BEGIN Source material

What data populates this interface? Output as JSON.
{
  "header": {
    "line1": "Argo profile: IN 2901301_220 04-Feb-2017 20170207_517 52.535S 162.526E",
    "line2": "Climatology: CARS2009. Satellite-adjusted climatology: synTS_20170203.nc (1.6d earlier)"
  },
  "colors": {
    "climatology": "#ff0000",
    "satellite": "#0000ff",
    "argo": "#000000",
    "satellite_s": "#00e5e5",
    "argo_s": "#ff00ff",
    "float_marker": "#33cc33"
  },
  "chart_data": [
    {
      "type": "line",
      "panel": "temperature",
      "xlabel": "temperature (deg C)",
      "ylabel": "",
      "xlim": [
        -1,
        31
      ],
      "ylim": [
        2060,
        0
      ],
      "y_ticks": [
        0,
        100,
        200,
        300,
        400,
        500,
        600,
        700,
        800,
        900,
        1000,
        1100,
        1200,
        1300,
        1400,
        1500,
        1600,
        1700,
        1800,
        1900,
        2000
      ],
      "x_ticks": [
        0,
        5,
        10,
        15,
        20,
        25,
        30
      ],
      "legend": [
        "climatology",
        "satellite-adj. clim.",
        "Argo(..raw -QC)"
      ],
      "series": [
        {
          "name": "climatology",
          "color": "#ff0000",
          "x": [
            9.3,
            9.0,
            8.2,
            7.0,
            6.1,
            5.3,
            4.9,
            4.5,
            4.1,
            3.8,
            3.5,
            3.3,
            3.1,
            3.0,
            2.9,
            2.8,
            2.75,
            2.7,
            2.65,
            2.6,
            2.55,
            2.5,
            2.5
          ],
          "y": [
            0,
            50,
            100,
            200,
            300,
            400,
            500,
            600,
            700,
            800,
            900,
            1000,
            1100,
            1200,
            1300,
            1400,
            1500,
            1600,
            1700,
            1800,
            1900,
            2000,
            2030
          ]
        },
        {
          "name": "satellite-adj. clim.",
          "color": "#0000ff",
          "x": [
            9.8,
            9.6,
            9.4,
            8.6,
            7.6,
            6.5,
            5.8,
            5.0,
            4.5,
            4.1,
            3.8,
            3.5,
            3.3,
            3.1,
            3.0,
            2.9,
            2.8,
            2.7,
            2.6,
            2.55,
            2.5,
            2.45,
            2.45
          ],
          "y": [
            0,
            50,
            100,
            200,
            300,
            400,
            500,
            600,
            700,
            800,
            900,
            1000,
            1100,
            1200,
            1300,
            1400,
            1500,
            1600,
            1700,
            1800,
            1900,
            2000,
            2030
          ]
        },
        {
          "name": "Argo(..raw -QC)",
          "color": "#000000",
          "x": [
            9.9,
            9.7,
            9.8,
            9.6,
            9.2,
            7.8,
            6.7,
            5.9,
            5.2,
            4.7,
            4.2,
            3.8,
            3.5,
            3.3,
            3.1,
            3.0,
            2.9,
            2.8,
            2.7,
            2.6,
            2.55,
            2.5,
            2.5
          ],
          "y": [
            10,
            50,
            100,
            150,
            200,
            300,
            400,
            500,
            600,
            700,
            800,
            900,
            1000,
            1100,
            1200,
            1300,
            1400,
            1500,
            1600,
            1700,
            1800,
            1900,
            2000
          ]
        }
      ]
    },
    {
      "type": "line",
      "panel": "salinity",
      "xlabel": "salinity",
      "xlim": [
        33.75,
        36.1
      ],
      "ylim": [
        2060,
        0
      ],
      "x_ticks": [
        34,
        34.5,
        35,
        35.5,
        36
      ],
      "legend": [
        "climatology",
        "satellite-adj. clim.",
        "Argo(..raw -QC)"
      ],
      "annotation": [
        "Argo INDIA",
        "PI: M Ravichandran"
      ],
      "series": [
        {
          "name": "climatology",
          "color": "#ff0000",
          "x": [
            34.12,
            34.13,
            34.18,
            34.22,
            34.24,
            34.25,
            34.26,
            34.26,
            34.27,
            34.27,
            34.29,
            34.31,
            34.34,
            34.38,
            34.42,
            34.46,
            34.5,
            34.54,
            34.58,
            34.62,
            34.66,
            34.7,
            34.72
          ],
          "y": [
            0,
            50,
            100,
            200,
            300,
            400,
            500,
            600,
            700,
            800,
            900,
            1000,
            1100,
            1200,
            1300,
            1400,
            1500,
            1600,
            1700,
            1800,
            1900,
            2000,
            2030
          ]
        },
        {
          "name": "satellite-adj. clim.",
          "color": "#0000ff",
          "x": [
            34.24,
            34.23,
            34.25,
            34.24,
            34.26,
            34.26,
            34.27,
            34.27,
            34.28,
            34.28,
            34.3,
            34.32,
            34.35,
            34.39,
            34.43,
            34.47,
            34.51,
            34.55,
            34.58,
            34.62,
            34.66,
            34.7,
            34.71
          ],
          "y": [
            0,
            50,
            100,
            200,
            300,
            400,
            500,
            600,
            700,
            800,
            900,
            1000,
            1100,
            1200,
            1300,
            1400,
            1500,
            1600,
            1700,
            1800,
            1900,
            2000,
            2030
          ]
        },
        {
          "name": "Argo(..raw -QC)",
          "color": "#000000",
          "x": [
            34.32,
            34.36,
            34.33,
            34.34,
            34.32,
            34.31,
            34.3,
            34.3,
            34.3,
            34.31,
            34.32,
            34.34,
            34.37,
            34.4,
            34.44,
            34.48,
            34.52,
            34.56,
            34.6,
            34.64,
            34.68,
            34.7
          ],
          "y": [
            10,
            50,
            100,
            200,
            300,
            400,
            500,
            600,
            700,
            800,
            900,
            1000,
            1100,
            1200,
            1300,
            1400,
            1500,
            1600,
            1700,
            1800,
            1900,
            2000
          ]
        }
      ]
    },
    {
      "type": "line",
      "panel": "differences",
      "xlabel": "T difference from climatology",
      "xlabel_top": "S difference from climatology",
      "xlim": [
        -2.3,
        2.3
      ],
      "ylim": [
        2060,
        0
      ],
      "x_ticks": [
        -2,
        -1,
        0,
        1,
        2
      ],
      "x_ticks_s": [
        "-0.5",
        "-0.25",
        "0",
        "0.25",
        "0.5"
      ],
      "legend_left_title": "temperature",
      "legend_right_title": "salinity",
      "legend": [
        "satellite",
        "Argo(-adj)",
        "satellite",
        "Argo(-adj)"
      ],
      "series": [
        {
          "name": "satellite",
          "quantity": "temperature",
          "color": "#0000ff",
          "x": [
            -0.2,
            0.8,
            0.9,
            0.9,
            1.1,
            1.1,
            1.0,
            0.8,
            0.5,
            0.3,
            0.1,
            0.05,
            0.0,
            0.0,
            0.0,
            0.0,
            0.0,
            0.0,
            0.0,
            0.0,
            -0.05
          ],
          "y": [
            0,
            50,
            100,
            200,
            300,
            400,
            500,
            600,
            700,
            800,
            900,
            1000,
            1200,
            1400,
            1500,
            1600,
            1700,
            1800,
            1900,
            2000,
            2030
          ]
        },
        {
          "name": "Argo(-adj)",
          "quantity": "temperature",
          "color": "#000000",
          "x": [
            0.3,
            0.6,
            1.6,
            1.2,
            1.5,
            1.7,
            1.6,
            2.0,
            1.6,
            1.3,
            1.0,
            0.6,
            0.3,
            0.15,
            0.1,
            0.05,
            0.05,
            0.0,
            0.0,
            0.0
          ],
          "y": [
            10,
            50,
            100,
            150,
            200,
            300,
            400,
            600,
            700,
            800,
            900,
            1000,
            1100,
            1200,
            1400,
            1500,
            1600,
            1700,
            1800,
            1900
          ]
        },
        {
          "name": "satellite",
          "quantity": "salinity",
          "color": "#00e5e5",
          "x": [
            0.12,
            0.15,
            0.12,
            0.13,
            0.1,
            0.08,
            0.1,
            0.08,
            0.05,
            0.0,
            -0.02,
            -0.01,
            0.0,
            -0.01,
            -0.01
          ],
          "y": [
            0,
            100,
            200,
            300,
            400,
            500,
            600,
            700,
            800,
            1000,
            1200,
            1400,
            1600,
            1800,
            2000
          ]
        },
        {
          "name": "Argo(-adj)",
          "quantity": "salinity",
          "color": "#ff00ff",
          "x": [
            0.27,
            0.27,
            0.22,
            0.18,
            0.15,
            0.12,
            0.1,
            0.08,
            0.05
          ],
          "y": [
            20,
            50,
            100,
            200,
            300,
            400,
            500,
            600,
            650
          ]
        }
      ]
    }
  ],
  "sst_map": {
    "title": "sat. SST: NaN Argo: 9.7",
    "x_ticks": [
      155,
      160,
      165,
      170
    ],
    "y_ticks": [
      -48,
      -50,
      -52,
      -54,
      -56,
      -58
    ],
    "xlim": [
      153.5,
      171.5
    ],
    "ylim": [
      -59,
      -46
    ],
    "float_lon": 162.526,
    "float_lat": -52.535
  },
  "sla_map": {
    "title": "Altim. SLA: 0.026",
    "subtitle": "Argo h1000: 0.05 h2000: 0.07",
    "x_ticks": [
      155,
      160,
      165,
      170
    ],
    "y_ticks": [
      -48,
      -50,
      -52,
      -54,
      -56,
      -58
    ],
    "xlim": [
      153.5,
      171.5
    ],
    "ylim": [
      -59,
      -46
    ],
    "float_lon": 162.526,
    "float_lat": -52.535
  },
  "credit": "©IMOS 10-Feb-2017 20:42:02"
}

END Source material

**Exercise**
Collect the lines of the data that carry the word "from".

**Task result**
      "xlabel": "T difference from climatology",
      "xlabel_top": "S difference from climatology",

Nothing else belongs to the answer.